▸ What to do
Here are some records; quote them exactly, leaving out the pictures.

Figure collection entries
┄┄┄┄┄┄┄┄┄┄

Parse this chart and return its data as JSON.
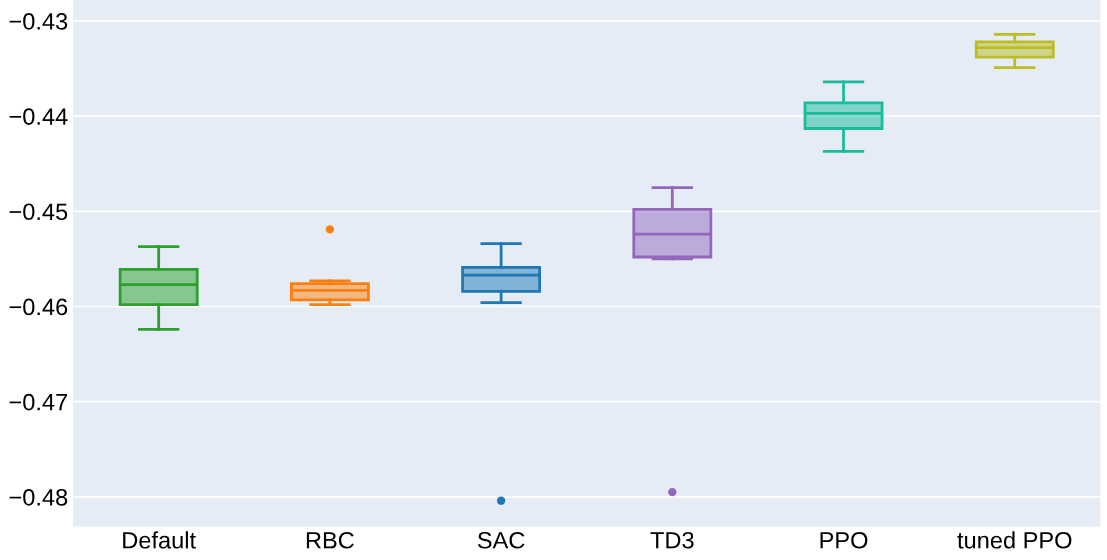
{
  "chart_data": {
    "type": "box",
    "categories": [
      "Default",
      "RBC",
      "SAC",
      "TD3",
      "PPO",
      "tuned PPO"
    ],
    "colors": [
      "#2ca02c",
      "#ff7f0e",
      "#1f77b4",
      "#9467bd",
      "#1abc9c",
      "#bcbd22"
    ],
    "boxes": [
      {
        "low": -0.4624,
        "q1": -0.4598,
        "median": -0.4577,
        "q3": -0.4561,
        "high": -0.4537
      },
      {
        "low": -0.4598,
        "q1": -0.4593,
        "median": -0.4583,
        "q3": -0.4576,
        "high": -0.4573,
        "outliers": [
          -0.4519
        ]
      },
      {
        "low": -0.4596,
        "q1": -0.4584,
        "median": -0.4567,
        "q3": -0.4559,
        "high": -0.4534,
        "outliers": [
          -0.4804
        ]
      },
      {
        "low": -0.455,
        "q1": -0.4548,
        "median": -0.4524,
        "q3": -0.4498,
        "high": -0.4475,
        "outliers": [
          -0.4795
        ]
      },
      {
        "low": -0.4437,
        "q1": -0.4413,
        "median": -0.4397,
        "q3": -0.4386,
        "high": -0.4364
      },
      {
        "low": -0.4349,
        "q1": -0.4338,
        "median": -0.4328,
        "q3": -0.4322,
        "high": -0.4314
      }
    ],
    "ylim": [
      -0.4831,
      -0.4278
    ],
    "yticks": [
      -0.48,
      -0.47,
      -0.46,
      -0.45,
      -0.44,
      -0.43
    ],
    "grid": "y"
  }
}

┄┄┄┄┄┄┄┄┄┄

▸ Complete output
Parse this chart and return its data as JSON.
{
  "chart_data": {
    "type": "box",
    "categories": [
      "Default",
      "RBC",
      "SAC",
      "TD3",
      "PPO",
      "tuned PPO"
    ],
    "colors": [
      "#2ca02c",
      "#ff7f0e",
      "#1f77b4",
      "#9467bd",
      "#1abc9c",
      "#bcbd22"
    ],
    "boxes": [
      {
        "low": -0.4624,
        "q1": -0.4598,
        "median": -0.4577,
        "q3": -0.4561,
        "high": -0.4537
      },
      {
        "low": -0.4598,
        "q1": -0.4593,
        "median": -0.4583,
        "q3": -0.4576,
        "high": -0.4573,
        "outliers": [
          -0.4519
        ]
      },
      {
        "low": -0.4596,
        "q1": -0.4584,
        "median": -0.4567,
        "q3": -0.4559,
        "high": -0.4534,
        "outliers": [
          -0.4804
        ]
      },
      {
        "low": -0.455,
        "q1": -0.4548,
        "median": -0.4524,
        "q3": -0.4498,
        "high": -0.4475,
        "outliers": [
          -0.4795
        ]
      },
      {
        "low": -0.4437,
        "q1": -0.4413,
        "median": -0.4397,
        "q3": -0.4386,
        "high": -0.4364
      },
      {
        "low": -0.4349,
        "q1": -0.4338,
        "median": -0.4328,
        "q3": -0.4322,
        "high": -0.4314
      }
    ],
    "ylim": [
      -0.4831,
      -0.4278
    ],
    "yticks": [
      -0.48,
      -0.47,
      -0.46,
      -0.45,
      -0.44,
      -0.43
    ],
    "grid": "y"
  }
}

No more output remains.